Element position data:
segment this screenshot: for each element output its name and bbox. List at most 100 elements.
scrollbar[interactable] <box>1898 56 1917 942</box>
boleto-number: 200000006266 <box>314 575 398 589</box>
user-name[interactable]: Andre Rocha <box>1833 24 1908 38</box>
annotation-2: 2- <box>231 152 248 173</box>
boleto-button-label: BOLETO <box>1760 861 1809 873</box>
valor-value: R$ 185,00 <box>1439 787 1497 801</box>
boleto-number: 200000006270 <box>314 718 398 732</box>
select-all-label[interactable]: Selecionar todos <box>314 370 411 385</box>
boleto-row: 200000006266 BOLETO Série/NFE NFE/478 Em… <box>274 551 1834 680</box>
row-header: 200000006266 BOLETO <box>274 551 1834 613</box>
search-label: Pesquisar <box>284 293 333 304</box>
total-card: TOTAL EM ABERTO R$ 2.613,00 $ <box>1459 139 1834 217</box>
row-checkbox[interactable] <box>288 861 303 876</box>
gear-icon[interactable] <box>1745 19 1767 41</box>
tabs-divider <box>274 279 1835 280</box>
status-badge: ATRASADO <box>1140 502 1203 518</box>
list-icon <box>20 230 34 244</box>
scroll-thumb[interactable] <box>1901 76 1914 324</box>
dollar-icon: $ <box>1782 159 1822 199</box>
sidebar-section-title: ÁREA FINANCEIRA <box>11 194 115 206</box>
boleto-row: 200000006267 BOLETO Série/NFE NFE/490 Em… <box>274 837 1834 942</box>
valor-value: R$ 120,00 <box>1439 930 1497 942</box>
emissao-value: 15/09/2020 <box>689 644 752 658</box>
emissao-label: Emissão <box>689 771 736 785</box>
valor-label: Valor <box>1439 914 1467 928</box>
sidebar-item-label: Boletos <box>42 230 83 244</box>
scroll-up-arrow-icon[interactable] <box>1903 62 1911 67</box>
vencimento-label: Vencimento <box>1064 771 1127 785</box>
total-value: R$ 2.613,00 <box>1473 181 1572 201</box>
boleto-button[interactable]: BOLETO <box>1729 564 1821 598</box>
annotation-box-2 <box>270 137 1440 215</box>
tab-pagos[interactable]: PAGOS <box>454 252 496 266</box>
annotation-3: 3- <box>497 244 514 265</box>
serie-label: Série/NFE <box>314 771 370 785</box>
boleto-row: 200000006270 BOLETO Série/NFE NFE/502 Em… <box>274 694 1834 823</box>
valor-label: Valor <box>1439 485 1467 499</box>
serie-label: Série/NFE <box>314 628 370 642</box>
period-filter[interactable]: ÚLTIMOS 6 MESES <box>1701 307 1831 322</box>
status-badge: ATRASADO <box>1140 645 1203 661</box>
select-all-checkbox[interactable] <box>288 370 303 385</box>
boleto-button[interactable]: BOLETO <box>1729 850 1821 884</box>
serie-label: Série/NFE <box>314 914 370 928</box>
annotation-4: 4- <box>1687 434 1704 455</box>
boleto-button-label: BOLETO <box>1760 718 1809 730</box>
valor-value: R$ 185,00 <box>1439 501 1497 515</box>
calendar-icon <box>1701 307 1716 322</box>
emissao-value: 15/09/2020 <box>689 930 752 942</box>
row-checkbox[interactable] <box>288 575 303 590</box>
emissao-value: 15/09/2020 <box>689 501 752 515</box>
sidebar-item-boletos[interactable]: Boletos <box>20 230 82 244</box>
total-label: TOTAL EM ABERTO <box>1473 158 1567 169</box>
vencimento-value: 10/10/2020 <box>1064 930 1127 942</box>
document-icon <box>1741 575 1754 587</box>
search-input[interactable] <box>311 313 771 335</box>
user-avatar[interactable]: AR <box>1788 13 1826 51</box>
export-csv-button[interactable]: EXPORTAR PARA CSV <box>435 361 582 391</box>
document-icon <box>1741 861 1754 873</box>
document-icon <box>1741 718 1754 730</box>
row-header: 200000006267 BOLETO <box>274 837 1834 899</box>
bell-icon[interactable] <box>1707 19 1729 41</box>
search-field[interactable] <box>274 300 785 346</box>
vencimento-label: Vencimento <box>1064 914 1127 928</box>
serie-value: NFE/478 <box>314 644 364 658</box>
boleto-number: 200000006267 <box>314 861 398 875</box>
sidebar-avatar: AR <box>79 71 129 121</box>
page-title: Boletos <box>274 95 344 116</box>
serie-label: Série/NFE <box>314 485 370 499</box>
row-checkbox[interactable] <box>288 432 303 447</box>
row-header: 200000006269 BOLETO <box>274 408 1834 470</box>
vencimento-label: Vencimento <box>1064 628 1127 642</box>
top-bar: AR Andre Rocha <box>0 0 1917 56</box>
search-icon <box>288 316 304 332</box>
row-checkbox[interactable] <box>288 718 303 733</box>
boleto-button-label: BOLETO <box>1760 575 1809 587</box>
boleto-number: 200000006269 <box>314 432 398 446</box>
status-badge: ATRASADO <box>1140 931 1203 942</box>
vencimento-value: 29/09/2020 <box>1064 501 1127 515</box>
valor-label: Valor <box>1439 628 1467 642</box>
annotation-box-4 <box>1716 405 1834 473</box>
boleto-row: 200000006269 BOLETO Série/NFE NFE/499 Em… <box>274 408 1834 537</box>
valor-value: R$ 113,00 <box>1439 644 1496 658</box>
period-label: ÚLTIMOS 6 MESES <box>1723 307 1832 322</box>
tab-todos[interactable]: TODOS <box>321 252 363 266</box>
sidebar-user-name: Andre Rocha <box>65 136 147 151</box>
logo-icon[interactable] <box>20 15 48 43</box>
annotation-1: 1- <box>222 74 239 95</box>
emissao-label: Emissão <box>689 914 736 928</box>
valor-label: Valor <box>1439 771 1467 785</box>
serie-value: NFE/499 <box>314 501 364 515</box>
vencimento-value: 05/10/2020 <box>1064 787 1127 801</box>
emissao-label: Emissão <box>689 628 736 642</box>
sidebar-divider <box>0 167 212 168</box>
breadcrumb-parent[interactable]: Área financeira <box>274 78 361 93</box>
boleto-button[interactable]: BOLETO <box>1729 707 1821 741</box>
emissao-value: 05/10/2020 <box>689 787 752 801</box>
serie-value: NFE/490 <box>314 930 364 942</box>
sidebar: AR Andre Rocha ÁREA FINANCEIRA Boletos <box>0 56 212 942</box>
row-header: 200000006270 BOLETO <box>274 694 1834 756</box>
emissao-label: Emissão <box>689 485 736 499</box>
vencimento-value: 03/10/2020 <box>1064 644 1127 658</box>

*Problem to work on:*
Arrange the lines of the items above as a JSON list of strings, with one string for each line and no blank lines.

*Answer:*
[
  "segment this screenshot: for each element output its name and bbox. List at most 100 elements.",
  "scrollbar[interactable] <box>1898 56 1917 942</box>",
  "boleto-number: 200000006266 <box>314 575 398 589</box>",
  "user-name[interactable]: Andre Rocha <box>1833 24 1908 38</box>",
  "annotation-2: 2- <box>231 152 248 173</box>",
  "boleto-button-label: BOLETO <box>1760 861 1809 873</box>",
  "valor-value: R$ 185,00 <box>1439 787 1497 801</box>",
  "boleto-number: 200000006270 <box>314 718 398 732</box>",
  "select-all-label[interactable]: Selecionar todos <box>314 370 411 385</box>",
  "boleto-row: 200000006266 BOLETO Série/NFE NFE/478 Em… <box>274 551 1834 680</box>",
  "row-header: 200000006266 BOLETO <box>274 551 1834 613</box>",
  "search-label: Pesquisar <box>284 293 333 304</box>",
  "total-card: TOTAL EM ABERTO R$ 2.613,00 $ <box>1459 139 1834 217</box>",
  "row-checkbox[interactable] <box>288 861 303 876</box>",
  "gear-icon[interactable] <box>1745 19 1767 41</box>",
  "tabs-divider <box>274 279 1835 280</box>",
  "status-badge: ATRASADO <box>1140 502 1203 518</box>",
  "list-icon <box>20 230 34 244</box>",
  "scroll-thumb[interactable] <box>1901 76 1914 324</box>",
  "dollar-icon: $ <box>1782 159 1822 199</box>",
  "sidebar-section-title: ÁREA FINANCEIRA <box>11 194 115 206</box>",
  "boleto-row: 200000006267 BOLETO Série/NFE NFE/490 Em… <box>274 837 1834 942</box>",
  "valor-value: R$ 120,00 <box>1439 930 1497 942</box>",
  "emissao-value: 15/09/2020 <box>689 644 752 658</box>",
  "emissao-label: Emissão <box>689 771 736 785</box>",
  "valor-label: Valor <box>1439 914 1467 928</box>",
  "sidebar-item-label: Boletos <box>42 230 83 244</box>",
  "scroll-up-arrow-icon[interactable] <box>1903 62 1911 67</box>",
  "vencimento-label: Vencimento <box>1064 771 1127 785</box>",
  "total-value: R$ 2.613,00 <box>1473 181 1572 201</box>",
  "boleto-button[interactable]: BOLETO <box>1729 564 1821 598</box>",
  "annotation-box-2 <box>270 137 1440 215</box>",
  "tab-pagos[interactable]: PAGOS <box>454 252 496 266</box>",
  "annotation-3: 3- <box>497 244 514 265</box>",
  "serie-label: Série/NFE <box>314 771 370 785</box>",
  "boleto-row: 200000006270 BOLETO Série/NFE NFE/502 Em… <box>274 694 1834 823</box>",
  "valor-label: Valor <box>1439 485 1467 499</box>",
  "serie-label: Série/NFE <box>314 628 370 642</box>",
  "period-filter[interactable]: ÚLTIMOS 6 MESES <box>1701 307 1831 322</box>",
  "status-badge: ATRASADO <box>1140 645 1203 661</box>",
  "select-all-checkbox[interactable] <box>288 370 303 385</box>",
  "boleto-button[interactable]: BOLETO <box>1729 850 1821 884</box>",
  "serie-label: Série/NFE <box>314 914 370 928</box>",
  "annotation-4: 4- <box>1687 434 1704 455</box>",
  "boleto-button-label: BOLETO <box>1760 718 1809 730</box>",
  "valor-value: R$ 185,00 <box>1439 501 1497 515</box>",
  "calendar-icon <box>1701 307 1716 322</box>",
  "emissao-value: 15/09/2020 <box>689 930 752 942</box>",
  "row-checkbox[interactable] <box>288 575 303 590</box>",
  "emissao-value: 15/09/2020 <box>689 501 752 515</box>",
  "sidebar-item-boletos[interactable]: Boletos <box>20 230 82 244</box>",
  "total-label: TOTAL EM ABERTO <box>1473 158 1567 169</box>",
  "vencimento-value: 10/10/2020 <box>1064 930 1127 942</box>",
  "document-icon <box>1741 575 1754 587</box>",
  "search-input[interactable] <box>311 313 771 335</box>",
  "user-avatar[interactable]: AR <box>1788 13 1826 51</box>",
  "export-csv-button[interactable]: EXPORTAR PARA CSV <box>435 361 582 391</box>",
  "document-icon <box>1741 861 1754 873</box>",
  "document-icon <box>1741 718 1754 730</box>",
  "row-header: 200000006267 BOLETO <box>274 837 1834 899</box>",
  "bell-icon[interactable] <box>1707 19 1729 41</box>",
  "search-field[interactable] <box>274 300 785 346</box>",
  "vencimento-label: Vencimento <box>1064 914 1127 928</box>",
  "serie-value: NFE/478 <box>314 644 364 658</box>",
  "boleto-number: 200000006267 <box>314 861 398 875</box>",
  "sidebar-avatar: AR <box>79 71 129 121</box>",
  "page-title: Boletos <box>274 95 344 116</box>",
  "serie-label: Série/NFE <box>314 485 370 499</box>",
  "row-checkbox[interactable] <box>288 432 303 447</box>",
  "row-header: 200000006269 BOLETO <box>274 408 1834 470</box>",
  "vencimento-label: Vencimento <box>1064 628 1127 642</box>",
  "top-bar: AR Andre Rocha <box>0 0 1917 56</box>",
  "search-icon <box>288 316 304 332</box>",
  "row-checkbox[interactable] <box>288 718 303 733</box>",
  "boleto-button-label: BOLETO <box>1760 575 1809 587</box>",
  "boleto-number: 200000006269 <box>314 432 398 446</box>",
  "status-badge: ATRASADO <box>1140 931 1203 942</box>",
  "vencimento-value: 29/09/2020 <box>1064 501 1127 515</box>",
  "valor-label: Valor <box>1439 628 1467 642</box>",
  "annotation-box-4 <box>1716 405 1834 473</box>",
  "boleto-row: 200000006269 BOLETO Série/NFE NFE/499 Em… <box>274 408 1834 537</box>",
  "valor-value: R$ 113,00 <box>1439 644 1496 658</box>",
  "period-label: ÚLTIMOS 6 MESES <box>1723 307 1832 322</box>",
  "tab-todos[interactable]: TODOS <box>321 252 363 266</box>",
  "sidebar-user-name: Andre Rocha <box>65 136 147 151</box>",
  "logo-icon[interactable] <box>20 15 48 43</box>",
  "annotation-1: 1- <box>222 74 239 95</box>",
  "emissao-label: Emissão <box>689 914 736 928</box>",
  "valor-label: Valor <box>1439 771 1467 785</box>",
  "serie-value: NFE/499 <box>314 501 364 515</box>",
  "vencimento-value: 05/10/2020 <box>1064 787 1127 801</box>",
  "emissao-label: Emissão <box>689 628 736 642</box>",
  "sidebar-divider <box>0 167 212 168</box>",
  "breadcrumb-parent[interactable]: Área financeira <box>274 78 361 93</box>",
  "boleto-button[interactable]: BOLETO <box>1729 707 1821 741</box>",
  "emissao-value: 05/10/2020 <box>689 787 752 801</box>",
  "serie-value: NFE/490 <box>314 930 364 942</box>",
  "sidebar: AR Andre Rocha ÁREA FINANCEIRA Boletos <box>0 56 212 942</box>",
  "row-header: 200000006270 BOLETO <box>274 694 1834 756</box>",
  "emissao-label: Emissão <box>689 485 736 499</box>",
  "vencimento-value: 03/10/2020 <box>1064 644 1127 658</box>"
]